→ TASK REQUIREMENTS
Write out every entry precisely as given, leaving the pictures out.

## BEGIN PROVIDED RECORDS

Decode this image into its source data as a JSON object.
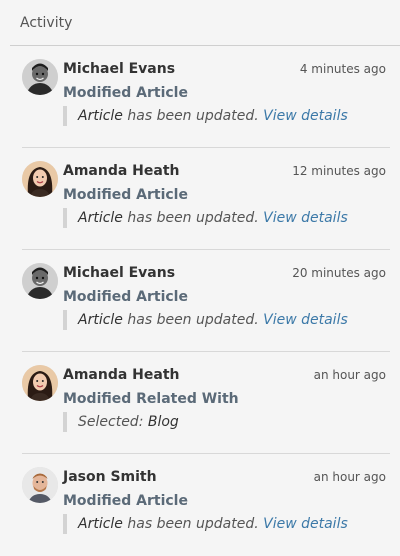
{
  "panel": {
    "title": "Activity"
  },
  "items": [
    {
      "user": "Michael Evans",
      "time": "4 minutes ago",
      "action": "Modified Article",
      "detail": {
        "object": "Article",
        "text": " has been updated. ",
        "link": "View details"
      },
      "avatar": "avatar-michael"
    },
    {
      "user": "Amanda Heath",
      "time": "12 minutes ago",
      "action": "Modified Article",
      "detail": {
        "object": "Article",
        "text": " has been updated. ",
        "link": "View details"
      },
      "avatar": "avatar-amanda"
    },
    {
      "user": "Michael Evans",
      "time": "20 minutes ago",
      "action": "Modified Article",
      "detail": {
        "object": "Article",
        "text": " has been updated. ",
        "link": "View details"
      },
      "avatar": "avatar-michael"
    },
    {
      "user": "Amanda Heath",
      "time": "an hour ago",
      "action": "Modified Related With",
      "detail": {
        "label": "Selected: ",
        "value": "Blog"
      },
      "avatar": "avatar-amanda"
    },
    {
      "user": "Jason Smith",
      "time": "an hour ago",
      "action": "Modified Article",
      "detail": {
        "object": "Article",
        "text": " has been updated. ",
        "link": "View details"
      },
      "avatar": "avatar-jason"
    }
  ],
  "colors": {
    "link": "#3c79a8",
    "action": "#5b6a78",
    "background": "#f5f5f5"
  }
}
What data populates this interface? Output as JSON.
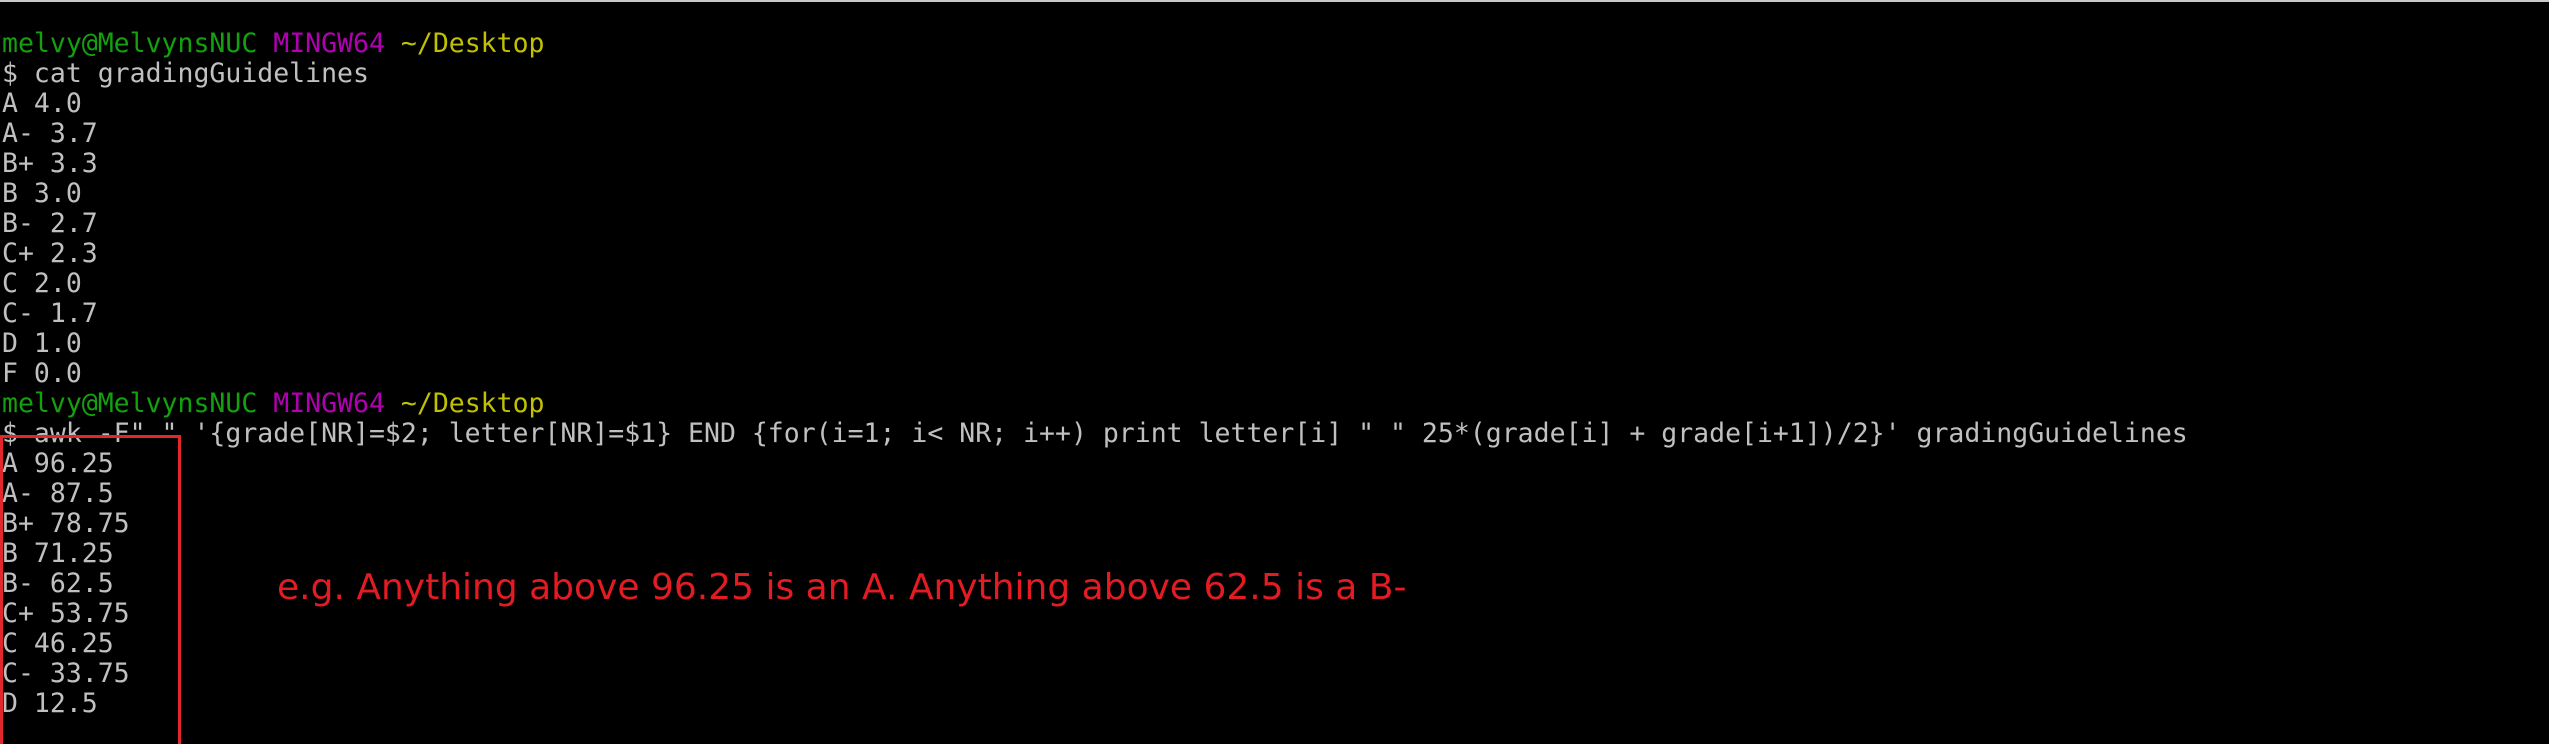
{
  "prompt1": {
    "user": "melvy@MelvynsNUC",
    "shell": "MINGW64",
    "path": "~/Desktop"
  },
  "command1": "$ cat gradingGuidelines",
  "grading_output": [
    "A 4.0",
    "A- 3.7",
    "B+ 3.3",
    "B 3.0",
    "B- 2.7",
    "C+ 2.3",
    "C 2.0",
    "C- 1.7",
    "D 1.0",
    "F 0.0"
  ],
  "prompt2": {
    "user": "melvy@MelvynsNUC",
    "shell": "MINGW64",
    "path": "~/Desktop"
  },
  "command2": "$ awk -F\" \" '{grade[NR]=$2; letter[NR]=$1} END {for(i=1; i< NR; i++) print letter[i] \" \" 25*(grade[i] + grade[i+1])/2}' gradingGuidelines",
  "awk_output": [
    "A 96.25",
    "A- 87.5",
    "B+ 78.75",
    "B 71.25",
    "B- 62.5",
    "C+ 53.75",
    "C 46.25",
    "C- 33.75",
    "D 12.5"
  ],
  "annotation": "e.g. Anything above 96.25 is an A. Anything above 62.5 is a B-",
  "colors": {
    "background": "#000000",
    "text": "#c0c0c0",
    "prompt_user": "#13a10e",
    "prompt_shell": "#b100b1",
    "prompt_path": "#c1c100",
    "annotation": "#e31b23"
  }
}
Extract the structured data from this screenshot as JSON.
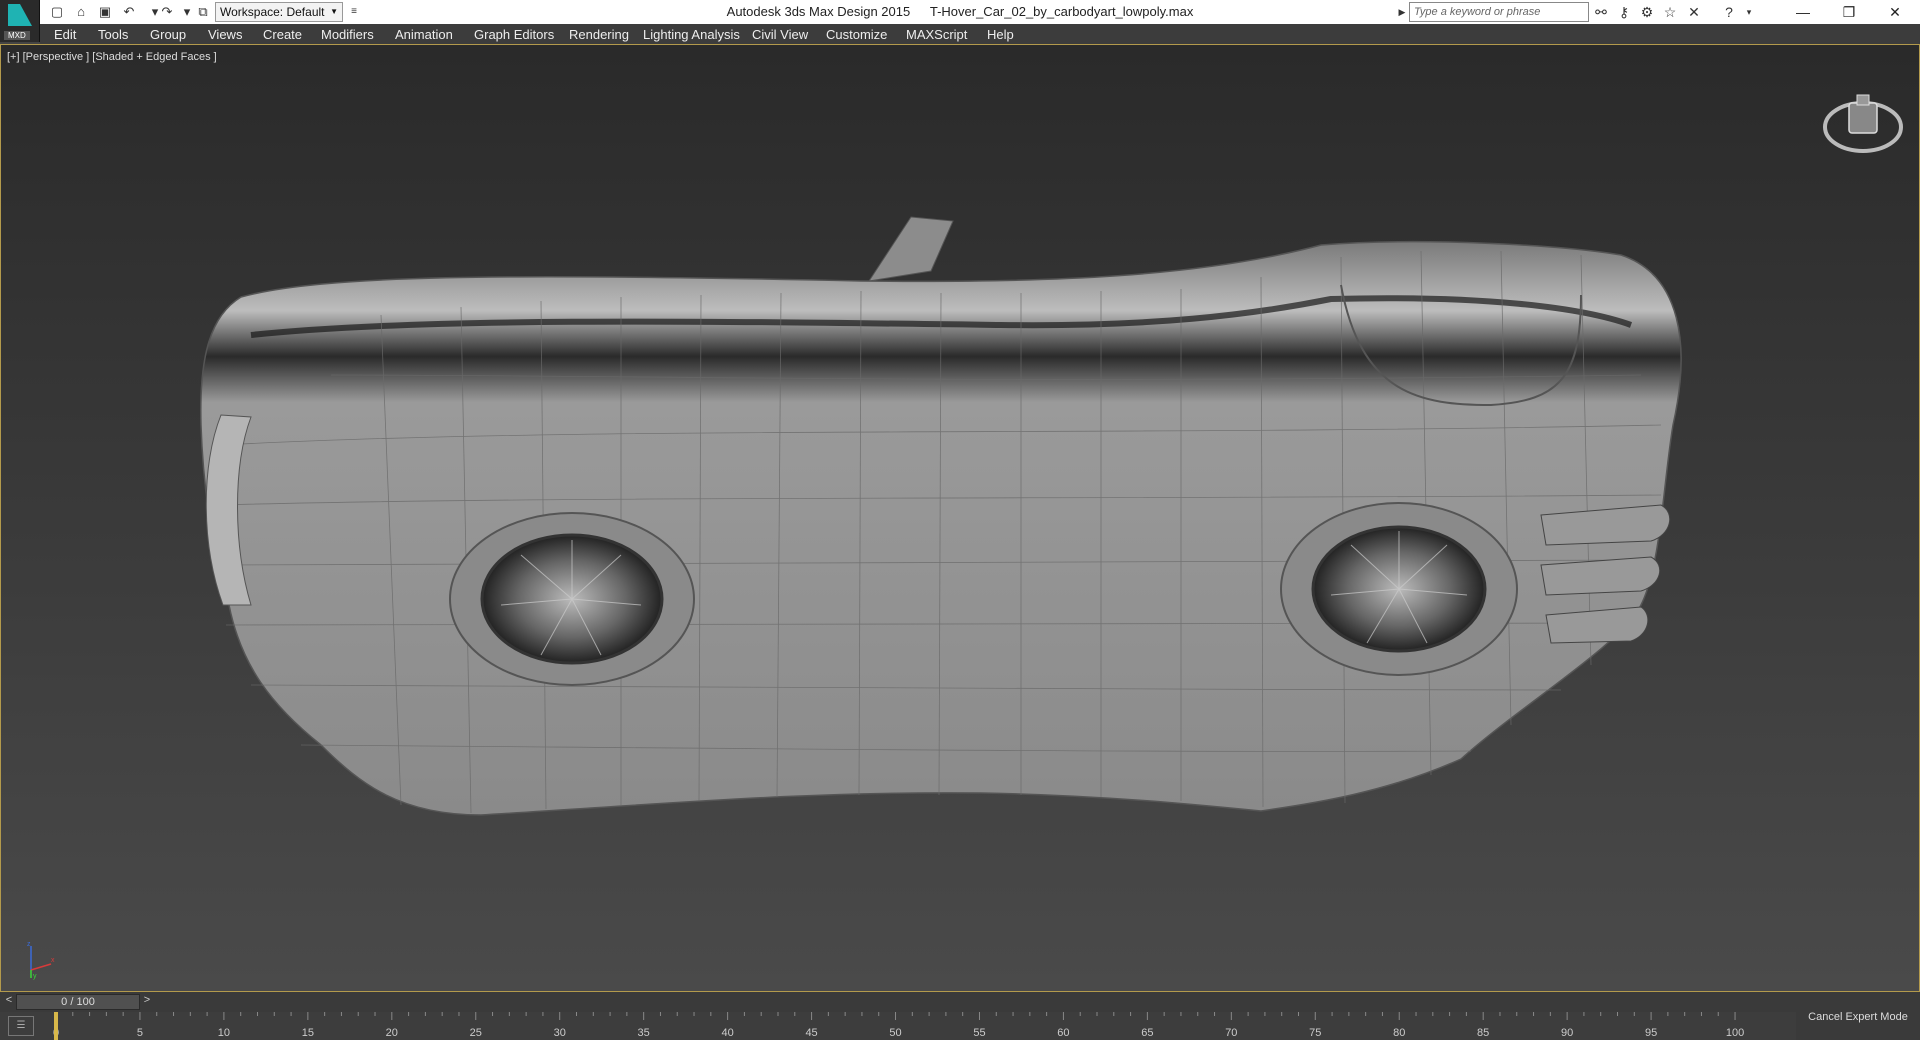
{
  "app": {
    "logo_label": "MXD",
    "title": "Autodesk 3ds Max Design 2015",
    "file": "T-Hover_Car_02_by_carbodyart_lowpoly.max",
    "workspace": "Workspace: Default",
    "search_placeholder": "Type a keyword or phrase"
  },
  "quick_access": {
    "icons": [
      "new-file-icon",
      "open-file-icon",
      "save-icon",
      "undo-icon",
      "redo-icon",
      "project-folder-icon"
    ]
  },
  "toolbar_icons": [
    "binoculars-icon",
    "key-icon",
    "tools-icon",
    "star-icon",
    "x-exchange-icon",
    "help-icon"
  ],
  "window_controls": {
    "minimize": "—",
    "restore": "❐",
    "close": "✕"
  },
  "menu": [
    "Edit",
    "Tools",
    "Group",
    "Views",
    "Create",
    "Modifiers",
    "Animation",
    "Graph Editors",
    "Rendering",
    "Lighting Analysis",
    "Civil View",
    "Customize",
    "MAXScript",
    "Help"
  ],
  "viewport": {
    "label": "[+] [Perspective ] [Shaded + Edged Faces ]",
    "axis_labels": {
      "z": "z",
      "y": "y",
      "x": "x"
    }
  },
  "timeline": {
    "prev": "<",
    "next": ">",
    "frame": "0 / 100",
    "ticks": [
      "0",
      "5",
      "10",
      "15",
      "20",
      "25",
      "30",
      "35",
      "40",
      "45",
      "50",
      "55",
      "60",
      "65",
      "70",
      "75",
      "80",
      "85",
      "90",
      "95",
      "100"
    ],
    "cancel_expert_mode": "Cancel Expert Mode"
  },
  "colors": {
    "viewport_border": "#b39a4c",
    "menubar_bg": "#3c3c3c",
    "logo_accent": "#1fb3b3",
    "model_gray": "#8c8c8c"
  }
}
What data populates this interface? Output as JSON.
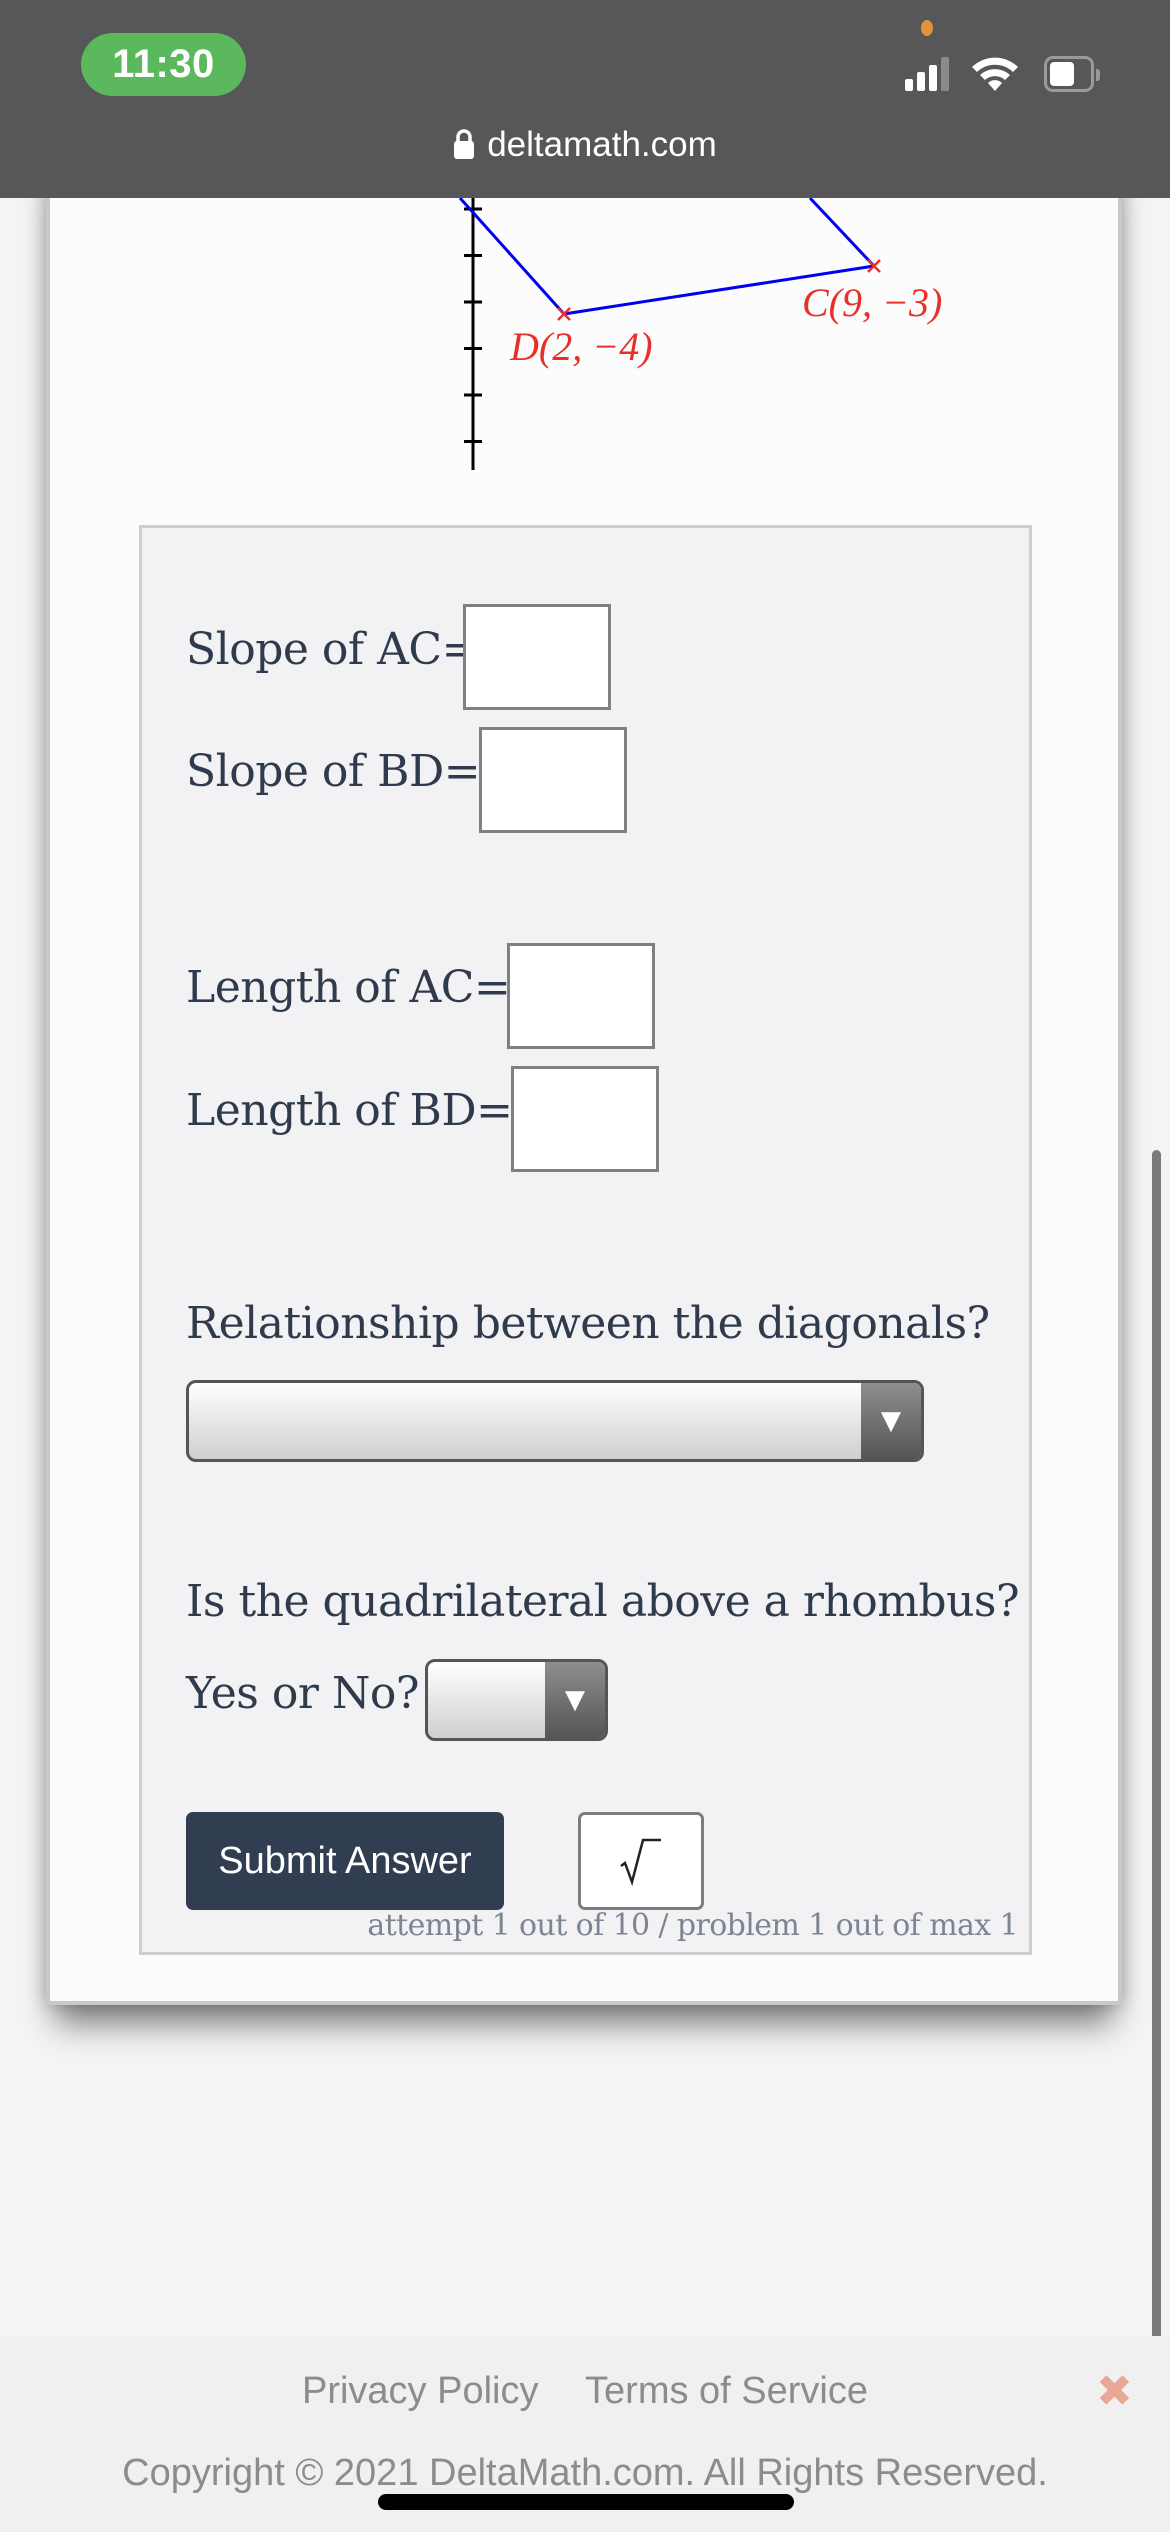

## END PROVIDED RECORDS

→ RESULT OF THE TASK
Decode this image into its source data as a JSON object.
{
  "panel": {
    "title": "Activity"
  },
  "items": [
    {
      "user": "Michael Evans",
      "time": "4 minutes ago",
      "action": "Modified Article",
      "detail": {
        "object": "Article",
        "text": " has been updated. ",
        "link": "View details"
      },
      "avatar": "avatar-michael"
    },
    {
      "user": "Amanda Heath",
      "time": "12 minutes ago",
      "action": "Modified Article",
      "detail": {
        "object": "Article",
        "text": " has been updated. ",
        "link": "View details"
      },
      "avatar": "avatar-amanda"
    },
    {
      "user": "Michael Evans",
      "time": "20 minutes ago",
      "action": "Modified Article",
      "detail": {
        "object": "Article",
        "text": " has been updated. ",
        "link": "View details"
      },
      "avatar": "avatar-michael"
    },
    {
      "user": "Amanda Heath",
      "time": "an hour ago",
      "action": "Modified Related With",
      "detail": {
        "label": "Selected: ",
        "value": "Blog"
      },
      "avatar": "avatar-amanda"
    },
    {
      "user": "Jason Smith",
      "time": "an hour ago",
      "action": "Modified Article",
      "detail": {
        "object": "Article",
        "text": " has been updated. ",
        "link": "View details"
      },
      "avatar": "avatar-jason"
    }
  ],
  "colors": {
    "link": "#3c79a8",
    "action": "#5b6a78",
    "background": "#f5f5f5"
  }
}
What data populates this interface? Output as JSON.
{
  "prompt1": {
    "user": "melvy@MelvynsNUC",
    "shell": "MINGW64",
    "path": "~/Desktop"
  },
  "command1": "$ cat gradingGuidelines",
  "grading_output": [
    "A 4.0",
    "A- 3.7",
    "B+ 3.3",
    "B 3.0",
    "B- 2.7",
    "C+ 2.3",
    "C 2.0",
    "C- 1.7",
    "D 1.0",
    "F 0.0"
  ],
  "prompt2": {
    "user": "melvy@MelvynsNUC",
    "shell": "MINGW64",
    "path": "~/Desktop"
  },
  "command2": "$ awk -F\" \" '{grade[NR]=$2; letter[NR]=$1} END {for(i=1; i< NR; i++) print letter[i] \" \" 25*(grade[i] + grade[i+1])/2}' gradingGuidelines",
  "awk_output": [
    "A 96.25",
    "A- 87.5",
    "B+ 78.75",
    "B 71.25",
    "B- 62.5",
    "C+ 53.75",
    "C 46.25",
    "C- 33.75",
    "D 12.5"
  ],
  "annotation": "e.g. Anything above 96.25 is an A. Anything above 62.5 is a B-",
  "colors": {
    "background": "#000000",
    "text": "#c0c0c0",
    "prompt_user": "#13a10e",
    "prompt_shell": "#b100b1",
    "prompt_path": "#c1c100",
    "annotation": "#e31b23"
  }
}
Extract the structured data from this screenshot as JSON.
{
  "app": {
    "logo_label": "MXD",
    "title": "Autodesk 3ds Max Design 2015",
    "file": "T-Hover_Car_02_by_carbodyart_lowpoly.max",
    "workspace": "Workspace: Default",
    "search_placeholder": "Type a keyword or phrase"
  },
  "quick_access": {
    "icons": [
      "new-file-icon",
      "open-file-icon",
      "save-icon",
      "undo-icon",
      "redo-icon",
      "project-folder-icon"
    ]
  },
  "toolbar_icons": [
    "binoculars-icon",
    "key-icon",
    "tools-icon",
    "star-icon",
    "x-exchange-icon",
    "help-icon"
  ],
  "window_controls": {
    "minimize": "—",
    "restore": "❐",
    "close": "✕"
  },
  "menu": [
    "Edit",
    "Tools",
    "Group",
    "Views",
    "Create",
    "Modifiers",
    "Animation",
    "Graph Editors",
    "Rendering",
    "Lighting Analysis",
    "Civil View",
    "Customize",
    "MAXScript",
    "Help"
  ],
  "viewport": {
    "label": "[+] [Perspective ] [Shaded + Edged Faces ]",
    "axis_labels": {
      "z": "z",
      "y": "y",
      "x": "x"
    }
  },
  "timeline": {
    "prev": "<",
    "next": ">",
    "frame": "0 / 100",
    "ticks": [
      "0",
      "5",
      "10",
      "15",
      "20",
      "25",
      "30",
      "35",
      "40",
      "45",
      "50",
      "55",
      "60",
      "65",
      "70",
      "75",
      "80",
      "85",
      "90",
      "95",
      "100"
    ],
    "cancel_expert_mode": "Cancel Expert Mode"
  },
  "colors": {
    "viewport_border": "#b39a4c",
    "menubar_bg": "#3c3c3c",
    "logo_accent": "#1fb3b3",
    "model_gray": "#8c8c8c"
  }
}
What data populates this interface? Output as JSON.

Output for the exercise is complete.